GIVEN TASK: The entries below should be output exactly as written.

(Collection entries)
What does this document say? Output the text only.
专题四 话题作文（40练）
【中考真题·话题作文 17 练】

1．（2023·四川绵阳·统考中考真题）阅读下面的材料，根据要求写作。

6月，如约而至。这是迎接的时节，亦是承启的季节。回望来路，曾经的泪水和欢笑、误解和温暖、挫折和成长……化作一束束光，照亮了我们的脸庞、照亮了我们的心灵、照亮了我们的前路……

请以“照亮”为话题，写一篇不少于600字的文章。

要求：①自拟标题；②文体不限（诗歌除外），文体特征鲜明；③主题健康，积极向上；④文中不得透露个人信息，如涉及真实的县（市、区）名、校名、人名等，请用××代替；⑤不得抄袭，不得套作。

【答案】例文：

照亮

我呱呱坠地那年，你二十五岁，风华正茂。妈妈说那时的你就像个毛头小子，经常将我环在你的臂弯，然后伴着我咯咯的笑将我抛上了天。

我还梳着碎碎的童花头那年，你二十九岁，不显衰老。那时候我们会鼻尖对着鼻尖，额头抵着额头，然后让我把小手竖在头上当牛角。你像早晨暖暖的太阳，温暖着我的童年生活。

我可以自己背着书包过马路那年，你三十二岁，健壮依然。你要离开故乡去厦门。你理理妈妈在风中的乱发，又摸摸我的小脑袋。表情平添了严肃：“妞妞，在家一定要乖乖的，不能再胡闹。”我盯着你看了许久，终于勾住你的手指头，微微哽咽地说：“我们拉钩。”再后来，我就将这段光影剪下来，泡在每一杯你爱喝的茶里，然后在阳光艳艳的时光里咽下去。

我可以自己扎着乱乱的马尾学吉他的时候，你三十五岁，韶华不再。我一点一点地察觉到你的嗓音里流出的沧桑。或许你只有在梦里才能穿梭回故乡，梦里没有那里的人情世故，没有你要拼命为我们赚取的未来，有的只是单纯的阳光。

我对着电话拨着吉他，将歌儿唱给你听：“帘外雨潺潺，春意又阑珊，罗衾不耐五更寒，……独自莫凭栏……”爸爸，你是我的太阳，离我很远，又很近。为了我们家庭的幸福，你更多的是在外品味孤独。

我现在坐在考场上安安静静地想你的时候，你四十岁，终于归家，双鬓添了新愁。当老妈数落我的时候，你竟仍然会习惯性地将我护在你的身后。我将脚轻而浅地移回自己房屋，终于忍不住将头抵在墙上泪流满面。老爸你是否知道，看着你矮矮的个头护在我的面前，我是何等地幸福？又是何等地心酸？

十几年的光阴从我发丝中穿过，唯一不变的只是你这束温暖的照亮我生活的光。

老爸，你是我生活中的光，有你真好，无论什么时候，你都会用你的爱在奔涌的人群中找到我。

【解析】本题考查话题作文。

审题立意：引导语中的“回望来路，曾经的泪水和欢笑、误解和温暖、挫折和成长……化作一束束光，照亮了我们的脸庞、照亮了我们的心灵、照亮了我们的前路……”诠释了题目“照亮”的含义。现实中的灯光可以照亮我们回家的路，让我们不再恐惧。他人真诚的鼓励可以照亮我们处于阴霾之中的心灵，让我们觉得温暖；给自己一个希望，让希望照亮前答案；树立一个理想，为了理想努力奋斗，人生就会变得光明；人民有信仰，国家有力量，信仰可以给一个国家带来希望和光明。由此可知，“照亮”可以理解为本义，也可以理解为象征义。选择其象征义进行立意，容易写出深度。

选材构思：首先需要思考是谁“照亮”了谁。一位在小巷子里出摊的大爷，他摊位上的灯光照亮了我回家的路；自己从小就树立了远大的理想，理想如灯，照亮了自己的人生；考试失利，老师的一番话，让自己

RESPONSE:
What does this document say? Output the text only.
专题四 话题作文（40练）
【中考真题·话题作文 17 练】

1．（2023·四川绵阳·统考中考真题）阅读下面的材料，根据要求写作。

6月，如约而至。这是迎接的时节，亦是承启的季节。回望来路，曾经的泪水和欢笑、误解和温暖、挫折和成长……化作一束束光，照亮了我们的脸庞、照亮了我们的心灵、照亮了我们的前路……

请以“照亮”为话题，写一篇不少于600字的文章。

要求：①自拟标题；②文体不限（诗歌除外），文体特征鲜明；③主题健康，积极向上；④文中不得透露个人信息，如涉及真实的县（市、区）名、校名、人名等，请用××代替；⑤不得抄袭，不得套作。

【答案】例文：

照亮

我呱呱坠地那年，你二十五岁，风华正茂。妈妈说那时的你就像个毛头小子，经常将我环在你的臂弯，然后伴着我咯咯的笑将我抛上了天。

我还梳着碎碎的童花头那年，你二十九岁，不显衰老。那时候我们会鼻尖对着鼻尖，额头抵着额头，然后让我把小手竖在头上当牛角。你像早晨暖暖的太阳，温暖着我的童年生活。

我可以自己背着书包过马路那年，你三十二岁，健壮依然。你要离开故乡去厦门。你理理妈妈在风中的乱发，又摸摸我的小脑袋。表情平添了严肃：“妞妞，在家一定要乖乖的，不能再胡闹。”我盯着你看了许久，终于勾住你的手指头，微微哽咽地说：“我们拉钩。”再后来，我就将这段光影剪下来，泡在每一杯你爱喝的茶里，然后在阳光艳艳的时光里咽下去。

我可以自己扎着乱乱的马尾学吉他的时候，你三十五岁，韶华不再。我一点一点地察觉到你的嗓音里流出的沧桑。或许你只有在梦里才能穿梭回故乡，梦里没有那里的人情世故，没有你要拼命为我们赚取的未来，有的只是单纯的阳光。

我对着电话拨着吉他，将歌儿唱给你听：“帘外雨潺潺，春意又阑珊，罗衾不耐五更寒，……独自莫凭栏……”爸爸，你是我的太阳，离我很远，又很近。为了我们家庭的幸福，你更多的是在外品味孤独。

我现在坐在考场上安安静静地想你的时候，你四十岁，终于归家，双鬓添了新愁。当老妈数落我的时候，你竟仍然会习惯性地将我护在你的身后。我将脚轻而浅地移回自己房屋，终于忍不住将头抵在墙上泪流满面。老爸你是否知道，看着你矮矮的个头护在我的面前，我是何等地幸福？又是何等地心酸？

十几年的光阴从我发丝中穿过，唯一不变的只是你这束温暖的照亮我生活的光。

老爸，你是我生活中的光，有你真好，无论什么时候，你都会用你的爱在奔涌的人群中找到我。

【解析】本题考查话题作文。

审题立意：引导语中的“回望来路，曾经的泪水和欢笑、误解和温暖、挫折和成长……化作一束束光，照亮了我们的脸庞、照亮了我们的心灵、照亮了我们的前路……”诠释了题目“照亮”的含义。现实中的灯光可以照亮我们回家的路，让我们不再恐惧。他人真诚的鼓励可以照亮我们处于阴霾之中的心灵，让我们觉得温暖；给自己一个希望，让希望照亮前答案；树立一个理想，为了理想努力奋斗，人生就会变得光明；人民有信仰，国家有力量，信仰可以给一个国家带来希望和光明。由此可知，“照亮”可以理解为本义，也可以理解为象征义。选择其象征义进行立意，容易写出深度。

选材构思：首先需要思考是谁“照亮”了谁。一位在小巷子里出摊的大爷，他摊位上的灯光照亮了我回家的路；自己从小就树立了远大的理想，理想如灯，照亮了自己的人生；考试失利，老师的一番话，让自己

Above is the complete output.